_Task list_.
1) In the passage on software product firms, shorten the paragraph beginning "Niche focus, differentiation" into a bulleted list that keeps its main facts.
2) Write the next part of the passage on software product firms in India, beginning after its final sentence.

==== Text passage

Marketing skill set: While engineering plays a key role in differentiating a successful product company from the also ran, the key difference usually lies in marketing. Having knowledge of everything from the customer landscape, vertical market research, product strategy, partner models, and pricing and positioning enables customer orientation is key to a software product firm’s success.

Business Model
Niche focus, differentiation: Success in the software product market relies on doing one thing really well. It is important not to be all things to everyone. Focus on a key business opportunity, do it well and first while keeping the lead. This is the mantra for success, applicable to everything from business strategy, product positioning, pricing and go-to-market models.

Long-term mindset, risk taking: Success in the product market could take years. A long-term mindset is critical to success. Often a product focused on a trend may be too early to market. Also, a balanced risk-taking attitude needs to be fostered for market success. There may be missteps e.g. Go as a failed precursor to Palm but if the fundamental idea is benevolent the trend may prevail.

Go to market: Success in the product industry often relies on obtaining the largest and best go to market partners on your side. Given that India is home to some of the fastest growing system integrators, the advantage is already here to leverage.

Environmental or surrounding issues
University relationships: Today’s Indian University curriculum isn’t geared towards software product development. Programming skills are just one aspect of preparing an engineer for the industry. Other aspects include problem formulation, learning to set problem constraints, avoiding overdesign, learning to use building blocks, attention to software quality and serviceability, and usability. Educating engineers on a complete product cycle, requiring hands- on experience through internships in software product firms and doing complete product development projects for graduation are ways we could build more suitable curriculum.

Access to venture capital: This is key. The leaders in software products today were venture-backed startups at one point. The ability of the venture capitalists to be true business partners to the entrepreneurs and take them from a concept to business success is key to maturing a software product base in India.

Presence of regional market: While India can play a global role and attack global markets, nothing compares to drawing experience from a large local market. The size of the US market is a key reason for the success of US software product firms. It is quite possible to build a large local market for software products in India. Software product adoption across Indian enterprises would boost productivity.

========
==== Raw data

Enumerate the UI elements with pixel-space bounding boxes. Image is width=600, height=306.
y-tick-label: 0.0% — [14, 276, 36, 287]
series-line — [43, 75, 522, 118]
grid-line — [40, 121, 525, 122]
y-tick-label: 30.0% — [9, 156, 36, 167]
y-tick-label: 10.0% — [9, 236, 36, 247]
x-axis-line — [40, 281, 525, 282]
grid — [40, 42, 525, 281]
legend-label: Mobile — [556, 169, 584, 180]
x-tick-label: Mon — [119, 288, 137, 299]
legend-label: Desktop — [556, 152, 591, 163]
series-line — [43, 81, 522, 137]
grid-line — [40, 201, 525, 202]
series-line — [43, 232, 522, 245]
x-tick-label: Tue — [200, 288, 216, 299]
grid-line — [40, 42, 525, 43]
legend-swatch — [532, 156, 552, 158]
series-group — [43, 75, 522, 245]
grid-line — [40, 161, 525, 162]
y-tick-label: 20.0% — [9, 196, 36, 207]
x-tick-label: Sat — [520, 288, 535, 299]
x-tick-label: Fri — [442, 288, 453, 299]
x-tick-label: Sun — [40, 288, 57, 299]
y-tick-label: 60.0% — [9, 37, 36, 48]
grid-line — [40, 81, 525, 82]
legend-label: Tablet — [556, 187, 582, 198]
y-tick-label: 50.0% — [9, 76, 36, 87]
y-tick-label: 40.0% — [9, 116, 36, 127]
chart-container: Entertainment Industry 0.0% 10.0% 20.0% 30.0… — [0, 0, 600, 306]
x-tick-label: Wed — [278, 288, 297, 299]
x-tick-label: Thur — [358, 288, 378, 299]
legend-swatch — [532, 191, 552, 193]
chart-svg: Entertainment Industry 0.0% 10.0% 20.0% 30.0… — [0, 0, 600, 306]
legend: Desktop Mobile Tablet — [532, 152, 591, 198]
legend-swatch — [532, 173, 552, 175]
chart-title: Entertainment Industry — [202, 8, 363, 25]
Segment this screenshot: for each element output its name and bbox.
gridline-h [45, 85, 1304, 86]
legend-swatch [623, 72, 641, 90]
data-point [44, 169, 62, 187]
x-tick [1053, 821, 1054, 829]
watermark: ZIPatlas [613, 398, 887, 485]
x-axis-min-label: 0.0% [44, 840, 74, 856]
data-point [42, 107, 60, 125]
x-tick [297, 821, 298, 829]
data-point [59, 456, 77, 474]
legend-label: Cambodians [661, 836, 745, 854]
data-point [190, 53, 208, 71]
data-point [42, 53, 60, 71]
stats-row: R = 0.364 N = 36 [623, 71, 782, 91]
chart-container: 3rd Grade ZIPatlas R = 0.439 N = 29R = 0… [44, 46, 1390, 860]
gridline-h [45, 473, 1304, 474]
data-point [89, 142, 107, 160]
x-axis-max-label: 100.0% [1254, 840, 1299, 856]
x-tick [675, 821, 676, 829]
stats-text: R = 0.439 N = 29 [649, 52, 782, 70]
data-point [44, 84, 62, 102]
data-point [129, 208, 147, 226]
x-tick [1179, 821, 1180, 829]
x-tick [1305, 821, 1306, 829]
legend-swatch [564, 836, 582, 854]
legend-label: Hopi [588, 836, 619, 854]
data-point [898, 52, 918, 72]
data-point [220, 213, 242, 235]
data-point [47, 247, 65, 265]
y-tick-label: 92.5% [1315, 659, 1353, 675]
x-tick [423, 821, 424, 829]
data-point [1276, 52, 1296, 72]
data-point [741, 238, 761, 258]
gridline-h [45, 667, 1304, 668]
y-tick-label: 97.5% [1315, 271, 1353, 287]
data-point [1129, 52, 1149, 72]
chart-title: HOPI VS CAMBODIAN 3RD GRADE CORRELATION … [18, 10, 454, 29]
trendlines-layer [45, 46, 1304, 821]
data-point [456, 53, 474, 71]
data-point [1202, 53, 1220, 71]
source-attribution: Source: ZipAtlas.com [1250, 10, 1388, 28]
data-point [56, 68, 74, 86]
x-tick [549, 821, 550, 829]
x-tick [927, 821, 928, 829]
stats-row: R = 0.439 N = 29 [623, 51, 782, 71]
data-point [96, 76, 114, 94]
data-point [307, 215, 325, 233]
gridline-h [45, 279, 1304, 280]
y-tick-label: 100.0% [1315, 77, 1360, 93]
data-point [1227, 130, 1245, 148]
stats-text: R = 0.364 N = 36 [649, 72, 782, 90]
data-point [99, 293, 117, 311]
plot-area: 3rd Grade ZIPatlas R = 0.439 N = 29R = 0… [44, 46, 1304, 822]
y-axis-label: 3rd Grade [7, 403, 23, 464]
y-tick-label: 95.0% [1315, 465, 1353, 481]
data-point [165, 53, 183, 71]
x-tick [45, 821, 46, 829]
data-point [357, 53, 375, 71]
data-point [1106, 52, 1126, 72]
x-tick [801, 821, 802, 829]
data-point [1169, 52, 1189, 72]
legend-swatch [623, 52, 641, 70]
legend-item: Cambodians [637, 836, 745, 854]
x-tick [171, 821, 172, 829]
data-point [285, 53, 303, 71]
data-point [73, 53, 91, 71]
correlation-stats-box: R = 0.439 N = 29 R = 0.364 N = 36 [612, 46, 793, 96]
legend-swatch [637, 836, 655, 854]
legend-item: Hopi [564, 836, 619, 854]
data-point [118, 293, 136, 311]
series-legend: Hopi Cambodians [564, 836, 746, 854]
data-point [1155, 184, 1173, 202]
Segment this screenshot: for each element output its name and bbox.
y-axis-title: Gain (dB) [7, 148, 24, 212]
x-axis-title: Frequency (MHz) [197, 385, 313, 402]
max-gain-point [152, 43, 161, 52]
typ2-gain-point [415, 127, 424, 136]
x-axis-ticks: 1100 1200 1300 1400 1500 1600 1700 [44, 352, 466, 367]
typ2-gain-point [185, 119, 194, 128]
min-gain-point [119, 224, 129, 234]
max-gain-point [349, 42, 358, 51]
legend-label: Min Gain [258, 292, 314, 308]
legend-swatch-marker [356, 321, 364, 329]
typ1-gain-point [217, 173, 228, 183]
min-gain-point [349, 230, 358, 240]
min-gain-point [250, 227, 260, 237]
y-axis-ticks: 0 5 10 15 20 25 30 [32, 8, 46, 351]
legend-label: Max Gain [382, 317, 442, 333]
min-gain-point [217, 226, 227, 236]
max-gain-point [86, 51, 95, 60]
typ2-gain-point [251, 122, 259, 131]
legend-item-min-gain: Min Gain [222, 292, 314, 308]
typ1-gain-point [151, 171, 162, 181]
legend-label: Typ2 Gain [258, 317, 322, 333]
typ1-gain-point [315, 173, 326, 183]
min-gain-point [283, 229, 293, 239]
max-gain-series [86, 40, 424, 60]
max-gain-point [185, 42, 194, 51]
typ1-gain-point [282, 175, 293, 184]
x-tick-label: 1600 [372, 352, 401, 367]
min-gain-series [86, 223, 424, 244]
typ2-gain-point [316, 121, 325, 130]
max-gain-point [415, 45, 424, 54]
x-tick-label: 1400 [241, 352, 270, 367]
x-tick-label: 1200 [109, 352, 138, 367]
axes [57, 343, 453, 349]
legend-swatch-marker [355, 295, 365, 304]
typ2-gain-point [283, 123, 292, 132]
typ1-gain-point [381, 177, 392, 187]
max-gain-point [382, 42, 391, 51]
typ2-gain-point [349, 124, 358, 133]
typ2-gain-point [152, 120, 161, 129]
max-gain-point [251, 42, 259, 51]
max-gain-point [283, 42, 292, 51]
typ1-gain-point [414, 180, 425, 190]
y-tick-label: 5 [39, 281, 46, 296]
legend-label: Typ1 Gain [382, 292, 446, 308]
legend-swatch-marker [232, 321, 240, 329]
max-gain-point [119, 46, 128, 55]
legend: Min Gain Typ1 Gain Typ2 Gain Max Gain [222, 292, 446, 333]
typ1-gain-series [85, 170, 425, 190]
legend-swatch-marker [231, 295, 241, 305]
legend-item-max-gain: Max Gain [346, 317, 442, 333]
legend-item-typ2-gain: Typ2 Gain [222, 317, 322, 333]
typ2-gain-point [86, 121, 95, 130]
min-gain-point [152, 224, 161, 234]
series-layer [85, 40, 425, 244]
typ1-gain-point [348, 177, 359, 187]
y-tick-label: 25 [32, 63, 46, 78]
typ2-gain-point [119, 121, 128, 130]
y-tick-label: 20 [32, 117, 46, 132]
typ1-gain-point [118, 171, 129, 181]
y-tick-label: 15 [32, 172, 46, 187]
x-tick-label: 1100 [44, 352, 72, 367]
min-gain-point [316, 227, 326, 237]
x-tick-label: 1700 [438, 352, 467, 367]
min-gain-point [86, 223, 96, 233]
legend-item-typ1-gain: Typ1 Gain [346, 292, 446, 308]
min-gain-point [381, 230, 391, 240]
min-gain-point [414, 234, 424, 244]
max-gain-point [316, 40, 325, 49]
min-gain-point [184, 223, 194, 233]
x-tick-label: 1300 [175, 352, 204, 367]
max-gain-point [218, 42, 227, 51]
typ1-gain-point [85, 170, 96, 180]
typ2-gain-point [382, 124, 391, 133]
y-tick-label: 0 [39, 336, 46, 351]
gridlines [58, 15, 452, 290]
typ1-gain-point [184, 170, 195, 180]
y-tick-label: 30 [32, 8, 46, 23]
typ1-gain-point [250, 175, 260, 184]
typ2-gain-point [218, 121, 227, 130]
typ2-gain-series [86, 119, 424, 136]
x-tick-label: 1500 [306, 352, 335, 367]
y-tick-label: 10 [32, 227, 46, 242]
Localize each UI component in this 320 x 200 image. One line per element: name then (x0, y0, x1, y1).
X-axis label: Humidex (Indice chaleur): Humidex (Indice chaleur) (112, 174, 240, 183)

========

_Responses by item number_.
1)
- Success in the software product market depends on doing one thing really well, not on being all things to everyone.
- Firms should focus on a key business opportunity, do it well and first, and keep the lead.
- This principle applies to business strategy, product positioning, pricing and go-to-market models.

2)
Partner ecosystem: No industry can increase or mature unless there is a strong sense of partnering. Partners can help with go to market for the product firms, provide strong global reach, mindshare and deployment experience, something the budding product firms lack. Here again, the Indian IT majors could play a key role in building this ecosystem for local product firms.
Trade bodies and councils: NASSCOM and the other trade bodies are doing wonderful work for software services. They are now expanding their scope to cover software products as well. It is important to sustain this momentum and strong trade bodies, user groups, open source forums and other such councils . This provides an environment for creating interdependencies.

Government support: Finally, the government at both central and state levels must vigorously encourage this. E-governance initiatives can help support products that can then be sold worldwide. Software products that solve business problems but excel in supporting small to medium businesses, reach out to rural markets and a large population could serve as differentiators. Everything from deregulation, incentives, requiring government units to adopt software deployments largely to improve transparency and build productivity, controlling piracy, and utilizing regional markets and free trade zones to help build a larger local market are a few that can make a difference.

Addressing the above factors and leveraging our existing strengths should help us dominate this market in the same way we are dominating the software services market today.